ネズミモチ (1998.5.17、2002.6.9)


 あちこちで、生臭い匂いを感じて、ふと見ると生け垣に白い花が咲いている。いま、ネズミモチの花が盛りである。花は近くで見ると,なかなか可愛くて、2本の雄蕊に守られるようにして、白い小さな雌しべが見える。
 秋には黒紫の実を一杯に付ける。この実がネズミの糞に似ているのでネズミモチというのだそうであるが、若い人はネズミの糞など知らないだろう。実もなかなか良い色で可愛いと私は思う。この木には水分が多く、火事の延焼を防ぐので生け垣に愛用されると聞いたことがある。
 明治に中国から渡来した「トウネズミモチ」は、やや葉が大きく葉脈が透けて見える。実もネズミモチより多く付く。今回、花で区別が出来ないかと比べたところ、ネズミモチの方が花筒の長さが長く、雄しべの開く角度が狭いことが判明した。(最下段の写真を参照して下さい。)

## データセット項目:
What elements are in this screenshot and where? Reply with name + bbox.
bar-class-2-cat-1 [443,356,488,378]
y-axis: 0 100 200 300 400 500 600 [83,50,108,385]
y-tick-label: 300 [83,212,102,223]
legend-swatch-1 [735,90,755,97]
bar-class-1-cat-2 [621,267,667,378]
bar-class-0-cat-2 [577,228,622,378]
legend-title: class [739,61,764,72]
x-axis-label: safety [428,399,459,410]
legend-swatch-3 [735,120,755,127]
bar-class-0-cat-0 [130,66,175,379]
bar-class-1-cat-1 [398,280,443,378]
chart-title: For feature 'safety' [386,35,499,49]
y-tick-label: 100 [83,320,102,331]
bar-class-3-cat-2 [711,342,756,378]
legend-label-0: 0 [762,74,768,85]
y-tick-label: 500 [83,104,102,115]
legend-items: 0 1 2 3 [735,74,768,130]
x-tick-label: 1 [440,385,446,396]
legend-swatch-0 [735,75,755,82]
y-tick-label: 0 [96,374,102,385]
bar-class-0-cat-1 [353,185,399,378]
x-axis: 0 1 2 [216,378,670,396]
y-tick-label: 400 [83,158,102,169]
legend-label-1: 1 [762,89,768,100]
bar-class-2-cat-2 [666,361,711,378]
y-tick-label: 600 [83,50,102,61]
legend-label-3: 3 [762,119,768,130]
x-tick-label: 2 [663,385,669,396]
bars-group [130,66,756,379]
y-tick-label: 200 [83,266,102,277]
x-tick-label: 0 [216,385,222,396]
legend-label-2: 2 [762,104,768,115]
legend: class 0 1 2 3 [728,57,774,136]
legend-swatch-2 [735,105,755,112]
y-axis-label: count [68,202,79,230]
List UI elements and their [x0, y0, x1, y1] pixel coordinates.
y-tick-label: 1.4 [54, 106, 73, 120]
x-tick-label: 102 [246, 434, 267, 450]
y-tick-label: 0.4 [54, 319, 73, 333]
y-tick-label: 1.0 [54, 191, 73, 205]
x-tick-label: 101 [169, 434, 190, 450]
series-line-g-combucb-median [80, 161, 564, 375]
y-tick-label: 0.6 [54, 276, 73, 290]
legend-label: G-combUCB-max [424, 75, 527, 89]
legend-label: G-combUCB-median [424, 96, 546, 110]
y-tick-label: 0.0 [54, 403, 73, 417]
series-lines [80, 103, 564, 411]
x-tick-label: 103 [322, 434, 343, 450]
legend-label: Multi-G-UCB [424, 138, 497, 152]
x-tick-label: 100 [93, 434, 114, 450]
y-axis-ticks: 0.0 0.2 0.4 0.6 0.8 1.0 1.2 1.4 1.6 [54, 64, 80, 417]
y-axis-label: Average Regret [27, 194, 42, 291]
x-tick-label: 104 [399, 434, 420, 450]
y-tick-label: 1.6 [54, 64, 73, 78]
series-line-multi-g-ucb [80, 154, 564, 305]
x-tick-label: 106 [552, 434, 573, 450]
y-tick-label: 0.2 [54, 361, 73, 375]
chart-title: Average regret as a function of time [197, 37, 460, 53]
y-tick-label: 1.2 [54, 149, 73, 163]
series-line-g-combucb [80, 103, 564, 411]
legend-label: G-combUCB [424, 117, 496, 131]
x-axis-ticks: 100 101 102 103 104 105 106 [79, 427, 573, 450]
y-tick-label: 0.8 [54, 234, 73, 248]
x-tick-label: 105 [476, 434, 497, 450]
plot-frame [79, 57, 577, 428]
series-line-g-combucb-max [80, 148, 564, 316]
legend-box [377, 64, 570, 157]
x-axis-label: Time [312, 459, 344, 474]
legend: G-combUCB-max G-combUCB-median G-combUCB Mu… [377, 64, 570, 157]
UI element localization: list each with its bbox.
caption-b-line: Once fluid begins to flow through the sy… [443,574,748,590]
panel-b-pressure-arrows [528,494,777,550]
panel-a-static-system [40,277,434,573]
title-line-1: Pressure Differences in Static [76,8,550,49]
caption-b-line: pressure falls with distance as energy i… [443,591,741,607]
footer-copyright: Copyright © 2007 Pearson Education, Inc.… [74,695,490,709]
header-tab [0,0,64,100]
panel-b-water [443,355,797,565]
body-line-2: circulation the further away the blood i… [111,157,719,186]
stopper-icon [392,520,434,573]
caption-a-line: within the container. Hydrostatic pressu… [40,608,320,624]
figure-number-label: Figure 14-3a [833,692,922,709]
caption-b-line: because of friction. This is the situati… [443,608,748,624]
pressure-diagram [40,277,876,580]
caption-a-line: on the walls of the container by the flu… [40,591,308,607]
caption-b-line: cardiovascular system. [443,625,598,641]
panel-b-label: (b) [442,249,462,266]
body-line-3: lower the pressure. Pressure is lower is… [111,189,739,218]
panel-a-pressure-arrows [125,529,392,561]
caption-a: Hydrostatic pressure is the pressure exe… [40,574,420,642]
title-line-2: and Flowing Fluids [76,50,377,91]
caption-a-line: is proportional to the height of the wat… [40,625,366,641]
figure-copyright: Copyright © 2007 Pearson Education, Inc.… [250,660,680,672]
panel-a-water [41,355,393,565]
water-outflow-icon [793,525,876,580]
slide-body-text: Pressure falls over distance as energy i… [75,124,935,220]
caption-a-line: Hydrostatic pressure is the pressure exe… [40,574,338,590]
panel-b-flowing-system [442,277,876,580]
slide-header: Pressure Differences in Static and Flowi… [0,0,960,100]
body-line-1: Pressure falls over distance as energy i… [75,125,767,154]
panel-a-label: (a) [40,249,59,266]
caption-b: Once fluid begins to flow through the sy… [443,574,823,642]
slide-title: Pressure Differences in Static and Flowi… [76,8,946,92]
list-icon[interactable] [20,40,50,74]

## 作業指示:
1. 本文の「秋には黒紫の実を一杯に付ける。」という一文を英語に訳してください。
2. 本文によると、ネズミモチという名前は何に由来するとされていますか。
3. 本文のうち、「あちこちで、生臭い匂いを感じ」で始まり「段の写真を参照して下さい。)」で終わる部分を、一字も変えずにそのまま書き写してください。
本文の内容だけを根拠にしてください。

## 回答一覧:
1. In autumn it bears an abundance of blackish-purple fruit.

2. 実がネズミの糞に似ていることに由来するとされています。

3.
あちこちで、生臭い匂いを感じて、ふと見ると生け垣に白い花が咲いている。いま、ネズミモチの花が盛りである。花は近くで見ると,なかなか可愛くて、2本の雄蕊に守られるようにして、白い小さな雌しべが見える。
 秋には黒紫の実を一杯に付ける。この実がネズミの糞に似ているのでネズミモチというのだそうであるが、若い人はネズミの糞など知らないだろう。実もなかなか良い色で可愛いと私は思う。この木には水分が多く、火事の延焼を防ぐので生け垣に愛用されると聞いたことがある。
 明治に中国から渡来した「トウネズミモチ」は、やや葉が大きく葉脈が透けて見える。実もネズミモチより多く付く。今回、花で区別が出来ないかと比べたところ、ネズミモチの方が花筒の長さが長く、雄しべの開く角度が狭いことが判明した。(最下段の写真を参照して下さい。)